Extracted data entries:

## Begin

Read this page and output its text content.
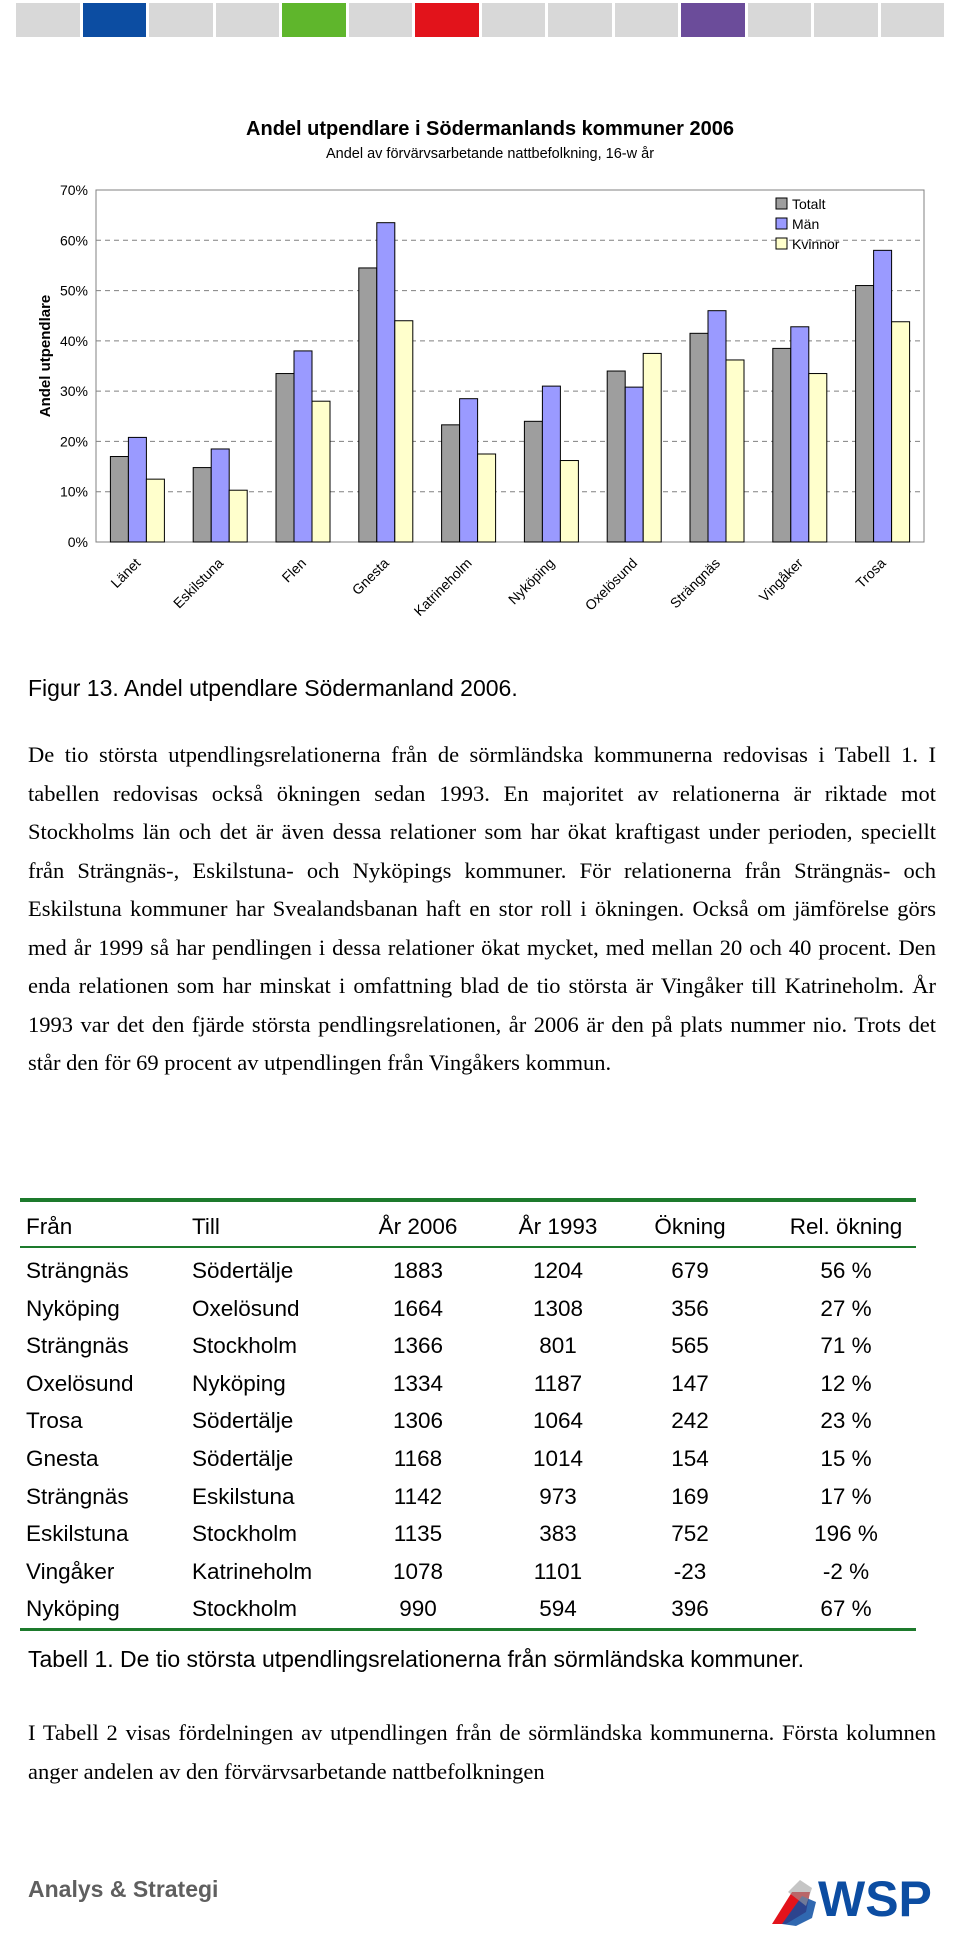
Andel utpendlare i Södermanlands kommuner 2006
Andel av förvärvsarbetande nattbefolkning, 16-w år
Andel utpendlare
0%
10%
20%
30%
40%
50%
60%
70%
Länet Eskilstuna	Flen	Gnesta Katrineholm Nyköping Oxelösund Strängnäs Vingåker	Trosa
Totalt
Män
Kvinnor
Figur 13. Andel utpendlare Södermanland 2006.
De tio största utpendlingsrelationerna från de sörmländska kommunerna redovisas i Tabell 1. I tabellen redovisas också ökningen sedan 1993. En majoritet av relationerna är riktade mot Stockholms län och det är även dessa relationer som har ökat kraftigast under perioden, speciellt från Strängnäs-, Eskilstuna- och Nyköpings kommuner. För relationerna från Strängnäs- och Eskilstuna kommuner har Svealandsbanan haft en stor roll i ökningen. Också om jämförelse görs med år 1999 så har pendlingen i dessa relationer ökat mycket, med mellan 20 och 40 procent. Den enda relationen som har minskat i omfattning blad de tio största är Vingåker till Katrineholm. År 1993 var det den fjärde största pendlingsrelationen, år 2006 är den på plats nummer nio. Trots det står den för 69 procent av utpendlingen från Vingåkers kommun.
Från	Till	År 2006	År 1993	Ökning	Rel. ökning
Strängnäs	Södertälje	1883	1204	679	56 %
Nyköping	Oxelösund	1664	1308	356	27 %
Strängnäs	Stockholm	1366	801	565	71 %
Oxelösund	Nyköping	1334	1187	147	12 %
Trosa	Södertälje	1306	1064	242	23 %
Gnesta	Södertälje	1168	1014	154	15 %
Strängnäs	Eskilstuna	1142	973	169	17 %
Eskilstuna	Stockholm	1135	383	752	196 %
Vingåker	Katrineholm	1078	1101	-23	-2 %
Nyköping	Stockholm	990	594	396	67 %
Tabell 1. De tio största utpendlingsrelationerna från sörmländska kommuner.
I Tabell 2 visas fördelningen av utpendlingen från de sörmländska kommunerna. Första kolumnen anger andelen av den förvärvsarbetande nattbefolkningen
Analys & Strategi	WSP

## End

• [Set task]: All of the entries need to be transcribed word for word; pictures are left out.

• [Correct answer]:
Read this page and output its text content.
Andel utpendlare i Södermanlands kommuner 2006
Andel av förvärvsarbetande nattbefolkning, 16-w år
Andel utpendlare
0%
10%
20%
30%
40%
50%
60%
70%
Länet Eskilstuna	Flen	Gnesta Katrineholm Nyköping Oxelösund Strängnäs Vingåker	Trosa
Totalt
Män
Kvinnor
Figur 13. Andel utpendlare Södermanland 2006.
De tio största utpendlingsrelationerna från de sörmländska kommunerna redovisas i Tabell 1. I tabellen redovisas också ökningen sedan 1993. En majoritet av relationerna är riktade mot Stockholms län och det är även dessa relationer som har ökat kraftigast under perioden, speciellt från Strängnäs-, Eskilstuna- och Nyköpings kommuner. För relationerna från Strängnäs- och Eskilstuna kommuner har Svealandsbanan haft en stor roll i ökningen. Också om jämförelse görs med år 1999 så har pendlingen i dessa relationer ökat mycket, med mellan 20 och 40 procent. Den enda relationen som har minskat i omfattning blad de tio största är Vingåker till Katrineholm. År 1993 var det den fjärde största pendlingsrelationen, år 2006 är den på plats nummer nio. Trots det står den för 69 procent av utpendlingen från Vingåkers kommun.
Från	Till	År 2006	År 1993	Ökning	Rel. ökning
Strängnäs	Södertälje	1883	1204	679	56 %
Nyköping	Oxelösund	1664	1308	356	27 %
Strängnäs	Stockholm	1366	801	565	71 %
Oxelösund	Nyköping	1334	1187	147	12 %
Trosa	Södertälje	1306	1064	242	23 %
Gnesta	Södertälje	1168	1014	154	15 %
Strängnäs	Eskilstuna	1142	973	169	17 %
Eskilstuna	Stockholm	1135	383	752	196 %
Vingåker	Katrineholm	1078	1101	-23	-2 %
Nyköping	Stockholm	990	594	396	67 %
Tabell 1. De tio största utpendlingsrelationerna från sörmländska kommuner.
I Tabell 2 visas fördelningen av utpendlingen från de sörmländska kommunerna. Första kolumnen anger andelen av den förvärvsarbetande nattbefolkningen
Analys & Strategi	WSP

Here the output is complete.